BLOC DE TEXTE:
À la sauvette

Les caméras de surveillance du Musée d’Orsay, ont enregistré l’image d’un célèbre visiteur qui, à l’évidence, était venu, en catimini, admirer l’œuvre la plus célèbre de ce respectable musée. Placé dans un couloir exigu, le tableau de Gustave Courbet (1819-1877), ne peut être regardé qu’à la va-vite, sous peine de passer pour un érotomane compulsif et s’attirer les foudres des bien-pensants de l’ultra féminisme militant. On se demande même, comment les adeptes de la confusion des genres, ne l’ont pas encore fait décrocher et même brûler. Après tout, on a récemment brûlé en autodafé au Canada, des albums de « Tintin » et de « Lucky Luke ». Alors, il n’y a rien d’impossible !

Photogramme

1936, le cinéaste Jean Renoir tourne « Partie de campagne », adapté d’une nouvelle de Maupassant. Le film qui n’est sorti qu’en 1946, après les chefs-d’œuvre que sont « La Grande illusion » (1937), « la Bête humaine » (1938) et « La Règle du jeu » (1939), est apparu comme une gentille pochade en hommage à son père, l’illustre peintre Pierre Renoir. Pour la petite histoire, l’assistant, à droite, est Henri Cartier-Bresson qui deviendra un célèbre photographe, à mon avis, très surestimé.

Petit bijou

L’appareil photo argentique Olympus XA2 a été produit au Japon entre 1980 et 1986 par la Sté Olympus. Il était équipé d’un objectif de focale 35 mm à mise au point par trois zones (portrait- groupe-paysage) dont le rendu était correct pour les photographes du dimanche. À l’époque, je me prenais pour un artiste et je ne l’ai pas apprécié à sa juste valeur. Mais avec son boîtier coquille et son flash dédié, il avait un design exceptionnel, alors il trône en bonne place sur les étagères parmi les « beaux » objets, comme la voiture rouge de Tintin et la poupée (verte) de Bécassine.

CONSIGNES:
[1] Condensez sous forme de liste le paragraphe du texte qui commence par « L’appareil photo argentique Olympus XA2 » en gardant ses faits principaux.
[2] Recopiez le passage du texte qui va de « 1936, le cinéaste » jusqu’à « avis, très surestimé. » inclus.

Entrées de données enregistrées:
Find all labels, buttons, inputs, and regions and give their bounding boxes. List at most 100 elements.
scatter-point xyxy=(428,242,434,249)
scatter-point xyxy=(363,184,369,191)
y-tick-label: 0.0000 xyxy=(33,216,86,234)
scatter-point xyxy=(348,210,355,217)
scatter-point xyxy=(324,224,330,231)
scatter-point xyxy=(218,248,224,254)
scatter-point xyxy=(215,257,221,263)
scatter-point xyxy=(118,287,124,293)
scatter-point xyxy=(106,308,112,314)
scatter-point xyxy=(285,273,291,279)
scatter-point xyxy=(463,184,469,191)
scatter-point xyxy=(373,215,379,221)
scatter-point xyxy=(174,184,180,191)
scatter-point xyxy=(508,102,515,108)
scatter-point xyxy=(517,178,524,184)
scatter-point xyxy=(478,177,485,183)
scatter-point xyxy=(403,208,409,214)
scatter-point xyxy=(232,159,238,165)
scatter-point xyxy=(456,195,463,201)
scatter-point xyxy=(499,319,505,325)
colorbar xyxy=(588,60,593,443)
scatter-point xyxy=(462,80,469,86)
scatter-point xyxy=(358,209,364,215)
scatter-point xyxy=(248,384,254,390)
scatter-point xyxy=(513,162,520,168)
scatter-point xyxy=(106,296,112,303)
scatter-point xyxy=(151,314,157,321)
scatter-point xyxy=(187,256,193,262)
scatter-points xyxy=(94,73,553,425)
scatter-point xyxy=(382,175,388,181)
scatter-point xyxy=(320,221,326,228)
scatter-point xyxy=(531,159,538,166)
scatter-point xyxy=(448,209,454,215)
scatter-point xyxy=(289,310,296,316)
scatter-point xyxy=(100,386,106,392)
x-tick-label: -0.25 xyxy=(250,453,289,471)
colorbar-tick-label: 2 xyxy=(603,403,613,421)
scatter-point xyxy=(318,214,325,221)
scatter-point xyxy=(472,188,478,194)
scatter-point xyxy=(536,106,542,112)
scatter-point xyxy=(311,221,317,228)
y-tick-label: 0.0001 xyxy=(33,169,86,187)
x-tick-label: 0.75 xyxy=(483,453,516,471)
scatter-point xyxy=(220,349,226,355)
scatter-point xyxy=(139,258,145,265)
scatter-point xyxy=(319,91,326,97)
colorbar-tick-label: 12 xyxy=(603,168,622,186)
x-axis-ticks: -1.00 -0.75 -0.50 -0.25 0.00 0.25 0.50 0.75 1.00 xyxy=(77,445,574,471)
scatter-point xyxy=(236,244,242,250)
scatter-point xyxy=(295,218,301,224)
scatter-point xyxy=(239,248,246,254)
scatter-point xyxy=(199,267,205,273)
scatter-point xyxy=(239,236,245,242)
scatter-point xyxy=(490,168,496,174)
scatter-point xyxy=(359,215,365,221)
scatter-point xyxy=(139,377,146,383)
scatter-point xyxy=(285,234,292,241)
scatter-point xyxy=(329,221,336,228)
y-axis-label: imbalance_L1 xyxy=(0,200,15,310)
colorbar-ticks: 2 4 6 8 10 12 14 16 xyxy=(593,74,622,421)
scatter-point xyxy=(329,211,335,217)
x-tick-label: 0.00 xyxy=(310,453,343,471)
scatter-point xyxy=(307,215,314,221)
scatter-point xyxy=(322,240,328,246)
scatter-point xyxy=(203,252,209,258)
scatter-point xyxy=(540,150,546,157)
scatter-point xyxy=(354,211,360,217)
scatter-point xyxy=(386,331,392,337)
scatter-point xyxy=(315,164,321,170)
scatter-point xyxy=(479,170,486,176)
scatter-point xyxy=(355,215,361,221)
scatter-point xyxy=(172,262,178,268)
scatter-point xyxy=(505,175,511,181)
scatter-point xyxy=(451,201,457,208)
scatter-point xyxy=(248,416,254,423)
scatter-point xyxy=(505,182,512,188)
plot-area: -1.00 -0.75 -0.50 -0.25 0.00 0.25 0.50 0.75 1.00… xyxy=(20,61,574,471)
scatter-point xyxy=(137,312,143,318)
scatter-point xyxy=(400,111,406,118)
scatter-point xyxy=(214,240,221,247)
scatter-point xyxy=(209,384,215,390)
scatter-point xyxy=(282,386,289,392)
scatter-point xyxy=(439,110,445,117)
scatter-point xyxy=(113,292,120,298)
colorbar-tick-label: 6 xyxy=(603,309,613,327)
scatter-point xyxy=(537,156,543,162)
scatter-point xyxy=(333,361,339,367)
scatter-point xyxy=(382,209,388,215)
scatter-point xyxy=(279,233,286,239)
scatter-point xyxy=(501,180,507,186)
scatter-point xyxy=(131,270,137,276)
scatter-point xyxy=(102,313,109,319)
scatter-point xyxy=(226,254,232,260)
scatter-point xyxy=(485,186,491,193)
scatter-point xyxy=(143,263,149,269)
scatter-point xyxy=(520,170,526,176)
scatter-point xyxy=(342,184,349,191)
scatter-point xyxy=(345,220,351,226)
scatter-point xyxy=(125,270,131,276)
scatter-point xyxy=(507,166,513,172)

RÉPONSES PAR TÂCHE:
[1]
- Appareil argentique produit au Japon par la société Olympus entre 1980 et 1986.
- Objectif de focale 35 mm, avec une mise au point par trois zones (portrait, groupe, paysage).
- Rendu correct pour les photographes du dimanche.
- À l’époque, l’auteur, qui se prenait pour un artiste, ne l’a pas apprécié à sa juste valeur.
- Design exceptionnel grâce à son boîtier coquille et à son flash dédié.
- Il trône aujourd’hui sur les étagères parmi les « beaux » objets, comme la voiture rouge de Tintin et la poupée (verte) de Bécassine.

[2]
1936, le cinéaste Jean Renoir tourne « Partie de campagne », adapté d’une nouvelle de Maupassant. Le film qui n’est sorti qu’en 1946, après les chefs-d’œuvre que sont « La Grande illusion » (1937), « la Bête humaine » (1938) et « La Règle du jeu » (1939), est apparu comme une gentille pochade en hommage à son père, l’illustre peintre Pierre Renoir. Pour la petite histoire, l’assistant, à droite, est Henri Cartier-Bresson qui deviendra un célèbre photographe, à mon avis, très surestimé.